# DIRECTIVE
Collect every line below that contains the word "Công".
───── RECORDS FOR THIS TASK ─────
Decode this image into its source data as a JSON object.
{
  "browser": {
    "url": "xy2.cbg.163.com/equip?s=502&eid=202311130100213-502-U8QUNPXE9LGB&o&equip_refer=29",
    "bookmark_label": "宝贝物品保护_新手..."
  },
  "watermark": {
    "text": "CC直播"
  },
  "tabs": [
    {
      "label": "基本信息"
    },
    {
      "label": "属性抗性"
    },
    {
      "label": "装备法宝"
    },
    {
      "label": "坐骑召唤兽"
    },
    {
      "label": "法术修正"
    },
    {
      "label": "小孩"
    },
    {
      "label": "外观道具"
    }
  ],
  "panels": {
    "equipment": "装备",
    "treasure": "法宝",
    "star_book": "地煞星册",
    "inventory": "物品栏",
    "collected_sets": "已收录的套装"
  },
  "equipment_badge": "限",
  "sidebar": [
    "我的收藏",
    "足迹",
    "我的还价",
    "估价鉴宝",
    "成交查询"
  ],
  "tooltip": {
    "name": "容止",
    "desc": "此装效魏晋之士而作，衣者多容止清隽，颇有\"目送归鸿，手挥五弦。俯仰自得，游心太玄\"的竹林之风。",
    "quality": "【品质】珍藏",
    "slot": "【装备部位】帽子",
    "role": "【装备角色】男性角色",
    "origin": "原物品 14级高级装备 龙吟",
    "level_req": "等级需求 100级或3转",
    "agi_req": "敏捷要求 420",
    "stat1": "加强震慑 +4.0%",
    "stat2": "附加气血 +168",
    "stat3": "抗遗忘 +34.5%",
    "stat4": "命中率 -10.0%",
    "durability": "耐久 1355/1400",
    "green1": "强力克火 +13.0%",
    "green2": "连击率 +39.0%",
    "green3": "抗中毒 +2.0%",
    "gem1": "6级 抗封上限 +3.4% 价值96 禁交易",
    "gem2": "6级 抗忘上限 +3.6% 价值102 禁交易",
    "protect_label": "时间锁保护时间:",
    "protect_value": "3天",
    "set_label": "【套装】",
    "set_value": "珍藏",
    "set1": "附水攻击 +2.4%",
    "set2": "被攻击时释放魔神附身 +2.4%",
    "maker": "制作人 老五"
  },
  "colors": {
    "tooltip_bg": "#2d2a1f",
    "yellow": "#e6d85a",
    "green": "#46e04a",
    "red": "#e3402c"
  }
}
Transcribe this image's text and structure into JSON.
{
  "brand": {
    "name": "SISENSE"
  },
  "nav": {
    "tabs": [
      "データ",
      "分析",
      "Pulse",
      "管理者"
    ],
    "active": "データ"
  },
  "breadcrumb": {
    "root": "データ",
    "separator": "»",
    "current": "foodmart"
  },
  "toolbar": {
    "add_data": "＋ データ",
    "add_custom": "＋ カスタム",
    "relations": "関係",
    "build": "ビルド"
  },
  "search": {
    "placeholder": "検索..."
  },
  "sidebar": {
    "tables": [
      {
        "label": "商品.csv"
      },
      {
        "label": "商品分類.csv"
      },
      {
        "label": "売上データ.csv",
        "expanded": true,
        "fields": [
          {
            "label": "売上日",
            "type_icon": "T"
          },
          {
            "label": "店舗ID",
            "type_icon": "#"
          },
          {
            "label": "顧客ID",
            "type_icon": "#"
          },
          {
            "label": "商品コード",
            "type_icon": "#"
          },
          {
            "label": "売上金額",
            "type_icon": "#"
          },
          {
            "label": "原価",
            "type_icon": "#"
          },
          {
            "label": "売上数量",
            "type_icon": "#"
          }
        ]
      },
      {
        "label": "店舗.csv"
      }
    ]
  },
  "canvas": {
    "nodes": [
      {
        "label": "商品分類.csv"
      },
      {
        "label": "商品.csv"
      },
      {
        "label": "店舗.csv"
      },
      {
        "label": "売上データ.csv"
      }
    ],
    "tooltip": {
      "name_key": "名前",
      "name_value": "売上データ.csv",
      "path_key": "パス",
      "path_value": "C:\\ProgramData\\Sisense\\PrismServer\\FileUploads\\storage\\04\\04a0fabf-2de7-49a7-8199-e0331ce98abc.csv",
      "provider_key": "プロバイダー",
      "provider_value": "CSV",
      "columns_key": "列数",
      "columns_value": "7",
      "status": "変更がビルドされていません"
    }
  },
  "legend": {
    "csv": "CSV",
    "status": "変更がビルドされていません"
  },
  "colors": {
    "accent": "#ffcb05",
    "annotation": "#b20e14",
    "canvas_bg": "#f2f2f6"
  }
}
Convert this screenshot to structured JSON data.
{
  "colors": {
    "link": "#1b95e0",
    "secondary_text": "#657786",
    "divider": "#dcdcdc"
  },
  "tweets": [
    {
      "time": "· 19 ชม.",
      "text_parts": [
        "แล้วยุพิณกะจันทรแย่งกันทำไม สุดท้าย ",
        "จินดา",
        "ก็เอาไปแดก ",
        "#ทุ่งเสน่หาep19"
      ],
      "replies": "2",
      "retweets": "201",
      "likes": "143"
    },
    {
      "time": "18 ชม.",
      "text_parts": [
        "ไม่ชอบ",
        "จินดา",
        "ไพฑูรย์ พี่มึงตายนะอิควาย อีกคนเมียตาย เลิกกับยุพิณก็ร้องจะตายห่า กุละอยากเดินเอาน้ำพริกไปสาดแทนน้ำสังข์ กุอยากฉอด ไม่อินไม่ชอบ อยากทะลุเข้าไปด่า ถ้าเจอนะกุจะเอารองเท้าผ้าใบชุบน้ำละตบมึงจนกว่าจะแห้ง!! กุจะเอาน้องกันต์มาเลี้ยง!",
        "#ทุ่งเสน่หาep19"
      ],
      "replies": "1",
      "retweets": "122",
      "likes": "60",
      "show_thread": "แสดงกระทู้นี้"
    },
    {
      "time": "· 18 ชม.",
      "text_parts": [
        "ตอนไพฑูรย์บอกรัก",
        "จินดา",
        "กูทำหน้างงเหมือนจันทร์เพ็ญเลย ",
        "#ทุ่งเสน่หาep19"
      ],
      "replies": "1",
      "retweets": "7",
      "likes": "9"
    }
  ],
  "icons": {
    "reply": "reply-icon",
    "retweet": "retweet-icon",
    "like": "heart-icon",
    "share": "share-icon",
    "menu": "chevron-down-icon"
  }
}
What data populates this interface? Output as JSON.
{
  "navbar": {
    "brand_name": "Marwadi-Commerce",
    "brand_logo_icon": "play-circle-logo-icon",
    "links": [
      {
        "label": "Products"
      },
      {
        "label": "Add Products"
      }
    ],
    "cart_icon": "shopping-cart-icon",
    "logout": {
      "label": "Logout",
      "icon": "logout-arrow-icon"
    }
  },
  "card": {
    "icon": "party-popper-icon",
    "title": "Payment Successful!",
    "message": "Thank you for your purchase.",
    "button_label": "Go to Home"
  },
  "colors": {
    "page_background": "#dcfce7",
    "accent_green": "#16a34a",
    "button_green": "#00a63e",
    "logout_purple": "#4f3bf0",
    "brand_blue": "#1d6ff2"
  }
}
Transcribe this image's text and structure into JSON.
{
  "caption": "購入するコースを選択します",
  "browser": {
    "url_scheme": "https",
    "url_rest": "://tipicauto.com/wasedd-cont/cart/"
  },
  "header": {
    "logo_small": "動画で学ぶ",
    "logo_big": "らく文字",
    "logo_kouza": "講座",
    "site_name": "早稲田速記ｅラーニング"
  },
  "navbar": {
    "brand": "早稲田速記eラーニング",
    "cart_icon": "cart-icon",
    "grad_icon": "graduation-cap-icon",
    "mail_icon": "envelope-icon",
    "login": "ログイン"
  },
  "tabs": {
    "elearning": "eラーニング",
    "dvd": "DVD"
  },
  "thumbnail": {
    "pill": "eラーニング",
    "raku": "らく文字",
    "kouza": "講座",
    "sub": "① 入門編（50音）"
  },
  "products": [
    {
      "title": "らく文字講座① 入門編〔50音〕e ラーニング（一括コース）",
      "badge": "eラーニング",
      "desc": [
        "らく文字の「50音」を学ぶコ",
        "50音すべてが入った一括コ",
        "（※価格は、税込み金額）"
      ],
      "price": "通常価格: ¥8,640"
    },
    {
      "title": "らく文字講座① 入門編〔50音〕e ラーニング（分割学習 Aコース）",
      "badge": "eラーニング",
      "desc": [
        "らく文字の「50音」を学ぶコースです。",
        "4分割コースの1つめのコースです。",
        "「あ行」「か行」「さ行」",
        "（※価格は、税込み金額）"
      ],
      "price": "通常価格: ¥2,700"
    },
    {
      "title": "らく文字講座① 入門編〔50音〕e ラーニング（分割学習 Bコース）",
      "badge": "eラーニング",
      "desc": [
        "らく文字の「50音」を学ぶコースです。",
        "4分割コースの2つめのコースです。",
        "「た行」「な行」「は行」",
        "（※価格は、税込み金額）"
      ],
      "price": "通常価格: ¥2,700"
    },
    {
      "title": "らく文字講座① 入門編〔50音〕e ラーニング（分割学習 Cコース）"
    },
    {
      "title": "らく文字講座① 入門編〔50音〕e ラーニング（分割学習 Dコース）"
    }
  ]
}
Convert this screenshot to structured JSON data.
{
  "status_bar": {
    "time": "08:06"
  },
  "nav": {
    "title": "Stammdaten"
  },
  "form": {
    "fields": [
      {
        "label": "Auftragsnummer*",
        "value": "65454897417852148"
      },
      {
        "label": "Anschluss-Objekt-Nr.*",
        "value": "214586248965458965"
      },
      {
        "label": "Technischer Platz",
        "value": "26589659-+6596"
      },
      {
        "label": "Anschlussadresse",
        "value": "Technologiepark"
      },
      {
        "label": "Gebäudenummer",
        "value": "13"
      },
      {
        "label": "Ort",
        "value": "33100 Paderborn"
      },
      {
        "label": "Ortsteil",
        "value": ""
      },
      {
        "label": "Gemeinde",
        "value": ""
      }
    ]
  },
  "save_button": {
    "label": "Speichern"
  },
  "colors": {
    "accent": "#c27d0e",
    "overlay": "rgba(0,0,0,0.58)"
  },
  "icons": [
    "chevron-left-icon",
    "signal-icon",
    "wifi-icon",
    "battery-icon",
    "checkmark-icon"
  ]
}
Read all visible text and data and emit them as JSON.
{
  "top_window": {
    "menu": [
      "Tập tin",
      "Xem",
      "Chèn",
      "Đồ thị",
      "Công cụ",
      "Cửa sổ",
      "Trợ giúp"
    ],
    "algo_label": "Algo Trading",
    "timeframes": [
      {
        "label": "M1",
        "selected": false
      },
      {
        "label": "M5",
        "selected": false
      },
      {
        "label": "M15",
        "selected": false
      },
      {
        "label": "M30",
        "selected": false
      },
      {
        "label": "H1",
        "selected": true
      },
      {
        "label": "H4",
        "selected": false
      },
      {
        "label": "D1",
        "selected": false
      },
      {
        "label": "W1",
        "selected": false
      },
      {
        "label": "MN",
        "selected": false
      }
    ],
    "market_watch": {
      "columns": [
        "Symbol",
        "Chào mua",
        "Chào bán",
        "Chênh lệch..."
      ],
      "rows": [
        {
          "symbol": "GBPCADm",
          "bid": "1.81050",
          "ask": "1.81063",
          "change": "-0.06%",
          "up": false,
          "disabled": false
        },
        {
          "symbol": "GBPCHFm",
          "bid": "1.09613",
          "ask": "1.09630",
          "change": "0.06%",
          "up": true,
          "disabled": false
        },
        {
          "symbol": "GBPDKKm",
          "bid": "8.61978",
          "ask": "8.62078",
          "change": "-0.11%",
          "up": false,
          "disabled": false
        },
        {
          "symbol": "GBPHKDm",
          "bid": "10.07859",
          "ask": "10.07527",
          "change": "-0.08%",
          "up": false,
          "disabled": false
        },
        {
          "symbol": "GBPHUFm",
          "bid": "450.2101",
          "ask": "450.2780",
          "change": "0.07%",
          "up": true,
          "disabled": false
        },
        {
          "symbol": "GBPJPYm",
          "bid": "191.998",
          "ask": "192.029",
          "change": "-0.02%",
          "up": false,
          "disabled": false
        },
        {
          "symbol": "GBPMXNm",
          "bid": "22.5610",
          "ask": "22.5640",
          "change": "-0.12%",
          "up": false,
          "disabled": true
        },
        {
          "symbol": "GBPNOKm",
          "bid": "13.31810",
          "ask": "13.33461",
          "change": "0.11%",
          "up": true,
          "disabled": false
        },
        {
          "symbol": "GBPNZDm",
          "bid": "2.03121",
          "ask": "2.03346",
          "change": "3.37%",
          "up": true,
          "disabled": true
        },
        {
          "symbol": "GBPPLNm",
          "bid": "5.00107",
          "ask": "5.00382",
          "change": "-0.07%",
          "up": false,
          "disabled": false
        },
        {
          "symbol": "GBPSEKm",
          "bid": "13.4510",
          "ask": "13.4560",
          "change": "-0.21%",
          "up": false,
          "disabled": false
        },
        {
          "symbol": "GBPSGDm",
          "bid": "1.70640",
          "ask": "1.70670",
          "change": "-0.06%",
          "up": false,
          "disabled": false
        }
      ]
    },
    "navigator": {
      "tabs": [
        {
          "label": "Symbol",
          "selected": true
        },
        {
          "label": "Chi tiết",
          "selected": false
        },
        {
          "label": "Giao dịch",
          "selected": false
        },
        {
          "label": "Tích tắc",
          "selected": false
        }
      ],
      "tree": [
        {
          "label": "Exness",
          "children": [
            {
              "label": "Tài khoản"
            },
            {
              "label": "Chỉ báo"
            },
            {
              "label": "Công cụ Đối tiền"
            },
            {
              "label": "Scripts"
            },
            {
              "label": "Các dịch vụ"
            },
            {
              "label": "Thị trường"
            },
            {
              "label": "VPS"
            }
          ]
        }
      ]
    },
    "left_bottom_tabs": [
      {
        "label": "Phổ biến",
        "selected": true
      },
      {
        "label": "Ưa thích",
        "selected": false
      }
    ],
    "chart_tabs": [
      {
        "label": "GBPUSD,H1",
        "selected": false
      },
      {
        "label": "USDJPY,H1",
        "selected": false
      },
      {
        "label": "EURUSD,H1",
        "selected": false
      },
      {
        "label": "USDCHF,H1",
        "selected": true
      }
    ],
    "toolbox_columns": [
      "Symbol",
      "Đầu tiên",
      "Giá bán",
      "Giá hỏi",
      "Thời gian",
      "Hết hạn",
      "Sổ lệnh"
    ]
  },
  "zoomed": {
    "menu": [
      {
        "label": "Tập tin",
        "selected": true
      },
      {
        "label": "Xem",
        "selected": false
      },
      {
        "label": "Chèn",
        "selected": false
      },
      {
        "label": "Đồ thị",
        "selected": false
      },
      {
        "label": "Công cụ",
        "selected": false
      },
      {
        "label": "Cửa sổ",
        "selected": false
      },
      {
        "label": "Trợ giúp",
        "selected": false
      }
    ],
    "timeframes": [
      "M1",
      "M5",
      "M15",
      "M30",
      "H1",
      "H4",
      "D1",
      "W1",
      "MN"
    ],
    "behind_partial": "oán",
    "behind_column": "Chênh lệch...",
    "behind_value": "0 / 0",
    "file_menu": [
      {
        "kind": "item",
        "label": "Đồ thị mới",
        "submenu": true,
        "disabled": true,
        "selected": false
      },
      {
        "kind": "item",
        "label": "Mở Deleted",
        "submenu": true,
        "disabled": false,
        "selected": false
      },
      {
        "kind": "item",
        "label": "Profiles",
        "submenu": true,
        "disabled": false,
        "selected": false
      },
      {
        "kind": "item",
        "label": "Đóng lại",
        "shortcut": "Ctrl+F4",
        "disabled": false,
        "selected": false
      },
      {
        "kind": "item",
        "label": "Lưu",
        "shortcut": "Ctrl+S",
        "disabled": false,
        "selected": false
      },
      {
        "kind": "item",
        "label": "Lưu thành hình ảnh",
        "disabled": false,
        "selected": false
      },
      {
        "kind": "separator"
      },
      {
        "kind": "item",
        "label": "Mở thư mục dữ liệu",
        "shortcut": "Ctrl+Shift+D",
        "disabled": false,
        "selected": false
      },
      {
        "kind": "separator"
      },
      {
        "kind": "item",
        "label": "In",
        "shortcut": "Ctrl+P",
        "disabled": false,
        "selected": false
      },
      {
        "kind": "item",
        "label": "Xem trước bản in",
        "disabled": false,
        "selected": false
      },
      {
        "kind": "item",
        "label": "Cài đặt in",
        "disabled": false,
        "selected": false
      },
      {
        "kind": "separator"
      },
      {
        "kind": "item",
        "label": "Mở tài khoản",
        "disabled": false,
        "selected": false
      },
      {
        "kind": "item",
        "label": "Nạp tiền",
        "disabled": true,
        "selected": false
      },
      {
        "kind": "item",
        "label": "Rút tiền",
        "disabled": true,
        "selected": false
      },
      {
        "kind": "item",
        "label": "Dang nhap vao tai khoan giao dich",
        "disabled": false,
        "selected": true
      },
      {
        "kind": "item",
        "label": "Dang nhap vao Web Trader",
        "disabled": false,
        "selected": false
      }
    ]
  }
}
─────
# FULL ANSWER
      "Công cụ",
              "label": "Công cụ Đối tiền"
        "label": "Công cụ",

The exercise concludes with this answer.